• _Exercise brief_
Reproduce the listing below verbatim.

• _Task material_
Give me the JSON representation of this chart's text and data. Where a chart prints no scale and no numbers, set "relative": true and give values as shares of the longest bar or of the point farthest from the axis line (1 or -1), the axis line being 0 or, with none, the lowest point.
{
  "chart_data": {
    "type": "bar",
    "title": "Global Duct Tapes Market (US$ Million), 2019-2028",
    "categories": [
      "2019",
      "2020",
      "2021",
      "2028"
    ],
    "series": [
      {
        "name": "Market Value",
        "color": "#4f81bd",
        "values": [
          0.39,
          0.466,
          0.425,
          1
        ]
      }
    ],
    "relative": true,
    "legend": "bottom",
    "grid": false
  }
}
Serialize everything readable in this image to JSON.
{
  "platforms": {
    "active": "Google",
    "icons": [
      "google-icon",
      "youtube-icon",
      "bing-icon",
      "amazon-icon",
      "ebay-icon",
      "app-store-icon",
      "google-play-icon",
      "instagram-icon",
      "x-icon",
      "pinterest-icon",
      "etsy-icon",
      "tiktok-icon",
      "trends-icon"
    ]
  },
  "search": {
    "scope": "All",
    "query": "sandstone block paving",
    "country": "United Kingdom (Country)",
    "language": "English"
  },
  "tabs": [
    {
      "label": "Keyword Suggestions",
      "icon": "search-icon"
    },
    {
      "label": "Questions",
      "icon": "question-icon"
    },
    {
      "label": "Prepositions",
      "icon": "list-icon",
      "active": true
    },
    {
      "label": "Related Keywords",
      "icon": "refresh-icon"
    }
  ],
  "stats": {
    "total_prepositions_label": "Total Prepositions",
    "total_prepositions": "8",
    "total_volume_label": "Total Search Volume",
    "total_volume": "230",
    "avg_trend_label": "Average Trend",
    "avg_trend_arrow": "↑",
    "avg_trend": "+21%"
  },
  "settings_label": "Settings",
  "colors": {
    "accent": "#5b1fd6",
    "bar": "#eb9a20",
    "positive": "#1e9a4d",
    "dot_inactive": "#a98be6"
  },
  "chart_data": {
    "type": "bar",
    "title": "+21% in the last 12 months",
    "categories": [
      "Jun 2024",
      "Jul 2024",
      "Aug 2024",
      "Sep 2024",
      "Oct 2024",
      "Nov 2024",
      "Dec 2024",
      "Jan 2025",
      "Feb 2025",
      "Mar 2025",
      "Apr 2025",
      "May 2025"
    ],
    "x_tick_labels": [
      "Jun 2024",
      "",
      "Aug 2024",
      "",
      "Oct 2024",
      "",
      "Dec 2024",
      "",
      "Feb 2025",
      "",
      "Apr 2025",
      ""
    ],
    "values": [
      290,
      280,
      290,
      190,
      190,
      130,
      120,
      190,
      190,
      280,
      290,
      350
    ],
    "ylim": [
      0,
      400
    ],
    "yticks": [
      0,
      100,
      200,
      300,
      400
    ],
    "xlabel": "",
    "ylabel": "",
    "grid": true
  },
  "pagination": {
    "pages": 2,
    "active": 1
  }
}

• _Worked answer_
Give me the JSON representation of this chart's text and data. Where a chart prints no scale and no numbers, set "relative": true and give values as shares of the longest bar or of the point farthest from the axis line (1 or -1), the axis line being 0 or, with none, the lowest point.
{
  "chart_data": {
    "type": "bar",
    "title": "Global Duct Tapes Market (US$ Million), 2019-2028",
    "categories": [
      "2019",
      "2020",
      "2021",
      "2028"
    ],
    "series": [
      {
        "name": "Market Value",
        "color": "#4f81bd",
        "values": [
          0.39,
          0.466,
          0.425,
          1
        ]
      }
    ],
    "relative": true,
    "legend": "bottom",
    "grid": false
  }
}
Serialize everything readable in this image to JSON.
{
  "platforms": {
    "active": "Google",
    "icons": [
      "google-icon",
      "youtube-icon",
      "bing-icon",
      "amazon-icon",
      "ebay-icon",
      "app-store-icon",
      "google-play-icon",
      "instagram-icon",
      "x-icon",
      "pinterest-icon",
      "etsy-icon",
      "tiktok-icon",
      "trends-icon"
    ]
  },
  "search": {
    "scope": "All",
    "query": "sandstone block paving",
    "country": "United Kingdom (Country)",
    "language": "English"
  },
  "tabs": [
    {
      "label": "Keyword Suggestions",
      "icon": "search-icon"
    },
    {
      "label": "Questions",
      "icon": "question-icon"
    },
    {
      "label": "Prepositions",
      "icon": "list-icon",
      "active": true
    },
    {
      "label": "Related Keywords",
      "icon": "refresh-icon"
    }
  ],
  "stats": {
    "total_prepositions_label": "Total Prepositions",
    "total_prepositions": "8",
    "total_volume_label": "Total Search Volume",
    "total_volume": "230",
    "avg_trend_label": "Average Trend",
    "avg_trend_arrow": "↑",
    "avg_trend": "+21%"
  },
  "settings_label": "Settings",
  "colors": {
    "accent": "#5b1fd6",
    "bar": "#eb9a20",
    "positive": "#1e9a4d",
    "dot_inactive": "#a98be6"
  },
  "chart_data": {
    "type": "bar",
    "title": "+21% in the last 12 months",
    "categories": [
      "Jun 2024",
      "Jul 2024",
      "Aug 2024",
      "Sep 2024",
      "Oct 2024",
      "Nov 2024",
      "Dec 2024",
      "Jan 2025",
      "Feb 2025",
      "Mar 2025",
      "Apr 2025",
      "May 2025"
    ],
    "x_tick_labels": [
      "Jun 2024",
      "",
      "Aug 2024",
      "",
      "Oct 2024",
      "",
      "Dec 2024",
      "",
      "Feb 2025",
      "",
      "Apr 2025",
      ""
    ],
    "values": [
      290,
      280,
      290,
      190,
      190,
      130,
      120,
      190,
      190,
      280,
      290,
      350
    ],
    "ylim": [
      0,
      400
    ],
    "yticks": [
      0,
      100,
      200,
      300,
      400
    ],
    "xlabel": "",
    "ylabel": "",
    "grid": true
  },
  "pagination": {
    "pages": 2,
    "active": 1
  }
}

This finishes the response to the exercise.